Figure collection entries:
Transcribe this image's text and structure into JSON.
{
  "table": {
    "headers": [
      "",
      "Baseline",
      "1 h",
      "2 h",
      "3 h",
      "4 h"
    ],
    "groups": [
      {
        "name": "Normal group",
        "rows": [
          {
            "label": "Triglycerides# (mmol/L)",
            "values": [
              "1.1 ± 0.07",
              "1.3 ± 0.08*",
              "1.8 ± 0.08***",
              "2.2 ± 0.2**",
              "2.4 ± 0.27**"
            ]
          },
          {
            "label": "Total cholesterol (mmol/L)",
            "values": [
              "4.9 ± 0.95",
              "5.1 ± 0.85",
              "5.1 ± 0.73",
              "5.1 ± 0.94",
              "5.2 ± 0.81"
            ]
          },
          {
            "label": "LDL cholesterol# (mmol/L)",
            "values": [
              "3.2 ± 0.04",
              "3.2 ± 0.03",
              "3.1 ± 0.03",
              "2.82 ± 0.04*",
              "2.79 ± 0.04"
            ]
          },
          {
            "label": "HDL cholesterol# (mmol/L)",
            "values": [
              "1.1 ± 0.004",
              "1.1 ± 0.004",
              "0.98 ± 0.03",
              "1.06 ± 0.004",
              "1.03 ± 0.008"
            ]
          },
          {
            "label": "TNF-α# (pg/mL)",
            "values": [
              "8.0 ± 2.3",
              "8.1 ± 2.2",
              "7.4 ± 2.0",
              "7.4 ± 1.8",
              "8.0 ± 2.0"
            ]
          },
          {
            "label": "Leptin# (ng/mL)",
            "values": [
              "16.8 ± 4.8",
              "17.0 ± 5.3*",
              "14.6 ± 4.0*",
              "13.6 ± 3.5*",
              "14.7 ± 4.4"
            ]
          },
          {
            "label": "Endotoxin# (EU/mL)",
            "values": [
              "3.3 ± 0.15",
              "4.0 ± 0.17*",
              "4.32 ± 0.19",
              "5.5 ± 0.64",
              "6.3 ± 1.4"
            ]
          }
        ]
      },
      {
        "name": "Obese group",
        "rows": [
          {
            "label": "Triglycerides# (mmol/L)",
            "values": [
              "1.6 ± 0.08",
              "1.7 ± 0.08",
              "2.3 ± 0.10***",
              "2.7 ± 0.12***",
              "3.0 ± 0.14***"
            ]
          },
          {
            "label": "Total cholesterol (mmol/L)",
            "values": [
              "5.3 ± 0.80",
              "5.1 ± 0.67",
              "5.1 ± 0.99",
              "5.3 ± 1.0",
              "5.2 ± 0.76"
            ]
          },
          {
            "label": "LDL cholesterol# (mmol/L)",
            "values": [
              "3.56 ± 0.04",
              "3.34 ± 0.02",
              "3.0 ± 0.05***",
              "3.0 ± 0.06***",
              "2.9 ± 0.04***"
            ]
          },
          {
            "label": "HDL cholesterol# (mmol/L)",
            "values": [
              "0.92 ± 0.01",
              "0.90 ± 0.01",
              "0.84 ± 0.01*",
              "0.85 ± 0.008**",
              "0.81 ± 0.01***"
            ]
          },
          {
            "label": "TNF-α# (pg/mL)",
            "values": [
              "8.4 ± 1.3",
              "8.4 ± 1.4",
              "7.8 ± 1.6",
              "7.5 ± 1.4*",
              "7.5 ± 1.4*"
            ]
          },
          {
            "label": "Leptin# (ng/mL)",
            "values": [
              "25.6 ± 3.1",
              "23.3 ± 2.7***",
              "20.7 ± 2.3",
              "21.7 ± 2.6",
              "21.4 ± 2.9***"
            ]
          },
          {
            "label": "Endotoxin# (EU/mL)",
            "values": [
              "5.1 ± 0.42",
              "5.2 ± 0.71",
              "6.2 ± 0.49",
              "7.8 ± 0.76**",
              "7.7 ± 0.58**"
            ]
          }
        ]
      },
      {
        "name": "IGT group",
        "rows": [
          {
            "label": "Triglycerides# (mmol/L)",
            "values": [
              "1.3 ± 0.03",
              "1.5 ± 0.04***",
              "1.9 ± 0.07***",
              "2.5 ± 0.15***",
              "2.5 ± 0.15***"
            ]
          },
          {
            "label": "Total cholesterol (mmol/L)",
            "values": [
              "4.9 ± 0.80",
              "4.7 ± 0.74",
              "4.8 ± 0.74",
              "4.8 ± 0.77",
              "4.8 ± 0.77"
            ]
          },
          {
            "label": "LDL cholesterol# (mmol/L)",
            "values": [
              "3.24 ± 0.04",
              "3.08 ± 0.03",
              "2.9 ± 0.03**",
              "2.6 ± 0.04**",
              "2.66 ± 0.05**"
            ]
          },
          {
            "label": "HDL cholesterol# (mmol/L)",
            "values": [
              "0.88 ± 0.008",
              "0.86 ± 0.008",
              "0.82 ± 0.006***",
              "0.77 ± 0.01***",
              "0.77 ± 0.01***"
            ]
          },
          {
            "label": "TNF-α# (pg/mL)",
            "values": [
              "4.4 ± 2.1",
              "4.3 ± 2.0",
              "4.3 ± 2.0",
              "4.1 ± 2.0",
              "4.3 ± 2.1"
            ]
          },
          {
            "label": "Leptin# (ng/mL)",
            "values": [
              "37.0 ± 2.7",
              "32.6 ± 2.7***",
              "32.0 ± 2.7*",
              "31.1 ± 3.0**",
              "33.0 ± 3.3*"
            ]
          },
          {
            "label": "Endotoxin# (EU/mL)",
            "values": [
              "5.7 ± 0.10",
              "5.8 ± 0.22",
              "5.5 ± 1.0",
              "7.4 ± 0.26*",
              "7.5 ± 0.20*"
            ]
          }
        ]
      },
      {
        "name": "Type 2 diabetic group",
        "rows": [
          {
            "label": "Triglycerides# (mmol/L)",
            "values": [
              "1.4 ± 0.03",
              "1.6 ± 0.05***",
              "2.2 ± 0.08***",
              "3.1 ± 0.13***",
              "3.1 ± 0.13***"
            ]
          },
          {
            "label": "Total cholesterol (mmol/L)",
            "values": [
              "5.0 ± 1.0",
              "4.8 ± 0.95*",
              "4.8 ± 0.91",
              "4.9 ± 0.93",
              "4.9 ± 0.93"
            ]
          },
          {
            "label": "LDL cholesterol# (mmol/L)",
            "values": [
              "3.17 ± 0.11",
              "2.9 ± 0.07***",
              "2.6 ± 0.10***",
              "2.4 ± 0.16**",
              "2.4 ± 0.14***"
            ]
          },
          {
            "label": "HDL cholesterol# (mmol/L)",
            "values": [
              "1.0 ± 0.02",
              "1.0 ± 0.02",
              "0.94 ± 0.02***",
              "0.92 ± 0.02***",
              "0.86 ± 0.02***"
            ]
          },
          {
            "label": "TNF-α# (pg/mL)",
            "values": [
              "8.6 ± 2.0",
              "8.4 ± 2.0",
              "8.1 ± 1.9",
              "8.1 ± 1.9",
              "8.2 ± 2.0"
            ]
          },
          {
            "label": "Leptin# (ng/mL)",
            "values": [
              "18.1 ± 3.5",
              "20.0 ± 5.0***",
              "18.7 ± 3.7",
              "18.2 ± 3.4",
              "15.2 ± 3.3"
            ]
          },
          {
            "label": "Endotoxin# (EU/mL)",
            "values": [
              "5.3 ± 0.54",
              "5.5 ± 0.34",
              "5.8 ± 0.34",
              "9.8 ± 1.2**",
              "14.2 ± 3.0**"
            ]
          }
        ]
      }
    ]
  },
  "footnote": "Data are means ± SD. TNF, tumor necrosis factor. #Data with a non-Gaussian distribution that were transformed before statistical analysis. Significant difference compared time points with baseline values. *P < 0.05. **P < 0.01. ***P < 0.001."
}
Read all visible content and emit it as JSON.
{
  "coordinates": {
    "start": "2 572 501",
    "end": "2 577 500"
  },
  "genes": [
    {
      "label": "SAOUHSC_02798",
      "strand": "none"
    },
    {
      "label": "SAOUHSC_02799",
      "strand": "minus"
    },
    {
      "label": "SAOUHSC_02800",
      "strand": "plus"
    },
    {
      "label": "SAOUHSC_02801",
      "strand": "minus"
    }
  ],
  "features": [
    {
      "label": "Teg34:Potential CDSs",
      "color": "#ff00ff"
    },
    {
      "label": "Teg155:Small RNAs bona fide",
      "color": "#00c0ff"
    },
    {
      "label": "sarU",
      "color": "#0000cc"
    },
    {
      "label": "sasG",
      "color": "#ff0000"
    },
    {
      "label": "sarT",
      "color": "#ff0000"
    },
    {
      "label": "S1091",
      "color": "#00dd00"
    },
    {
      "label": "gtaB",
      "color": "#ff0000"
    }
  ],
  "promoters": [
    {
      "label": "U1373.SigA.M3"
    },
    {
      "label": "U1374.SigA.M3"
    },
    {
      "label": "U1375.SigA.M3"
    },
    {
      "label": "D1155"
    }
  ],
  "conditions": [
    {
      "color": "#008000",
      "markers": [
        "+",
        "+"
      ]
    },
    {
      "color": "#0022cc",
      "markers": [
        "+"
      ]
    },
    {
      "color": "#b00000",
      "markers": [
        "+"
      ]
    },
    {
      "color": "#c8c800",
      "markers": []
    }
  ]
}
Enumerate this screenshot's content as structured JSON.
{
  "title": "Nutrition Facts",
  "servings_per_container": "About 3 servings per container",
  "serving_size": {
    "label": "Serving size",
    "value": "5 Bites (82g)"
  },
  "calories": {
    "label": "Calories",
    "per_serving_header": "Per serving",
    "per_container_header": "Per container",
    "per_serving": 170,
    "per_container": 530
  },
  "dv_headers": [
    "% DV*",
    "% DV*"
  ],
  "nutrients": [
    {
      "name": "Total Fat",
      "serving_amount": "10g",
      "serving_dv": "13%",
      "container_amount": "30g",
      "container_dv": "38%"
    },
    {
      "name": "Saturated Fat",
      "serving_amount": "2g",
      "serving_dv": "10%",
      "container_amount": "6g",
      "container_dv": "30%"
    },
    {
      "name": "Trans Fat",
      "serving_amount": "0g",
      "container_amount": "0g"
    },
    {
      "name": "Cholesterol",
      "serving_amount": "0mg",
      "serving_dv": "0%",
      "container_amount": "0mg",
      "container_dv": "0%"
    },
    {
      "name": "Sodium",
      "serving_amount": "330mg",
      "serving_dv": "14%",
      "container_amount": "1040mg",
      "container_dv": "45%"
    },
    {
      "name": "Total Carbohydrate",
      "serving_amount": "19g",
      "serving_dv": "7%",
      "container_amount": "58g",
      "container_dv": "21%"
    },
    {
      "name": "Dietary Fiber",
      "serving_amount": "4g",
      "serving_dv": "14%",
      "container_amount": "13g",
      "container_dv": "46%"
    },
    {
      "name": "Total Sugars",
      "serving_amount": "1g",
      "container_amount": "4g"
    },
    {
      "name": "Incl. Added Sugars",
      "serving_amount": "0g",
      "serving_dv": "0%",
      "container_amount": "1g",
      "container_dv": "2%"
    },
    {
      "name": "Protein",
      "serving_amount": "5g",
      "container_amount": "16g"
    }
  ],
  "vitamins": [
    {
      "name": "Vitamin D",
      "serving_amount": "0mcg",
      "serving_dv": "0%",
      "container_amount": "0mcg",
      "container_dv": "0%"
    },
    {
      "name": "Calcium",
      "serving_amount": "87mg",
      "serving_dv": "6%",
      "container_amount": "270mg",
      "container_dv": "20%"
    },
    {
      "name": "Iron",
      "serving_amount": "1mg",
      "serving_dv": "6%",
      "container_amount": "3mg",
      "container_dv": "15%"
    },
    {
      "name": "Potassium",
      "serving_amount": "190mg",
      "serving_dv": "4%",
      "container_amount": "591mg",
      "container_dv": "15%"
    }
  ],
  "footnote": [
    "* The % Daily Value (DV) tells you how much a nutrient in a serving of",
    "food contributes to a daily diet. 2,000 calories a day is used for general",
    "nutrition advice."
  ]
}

▶ **WHAT THE EXERCISE ASKS**
Collect every line with the string "strand" from the records, and copy each.

▶ **RESULT OF THE EXERCISE**
      "strand": "none"
      "strand": "minus"
      "strand": "plus"
      "strand": "minus"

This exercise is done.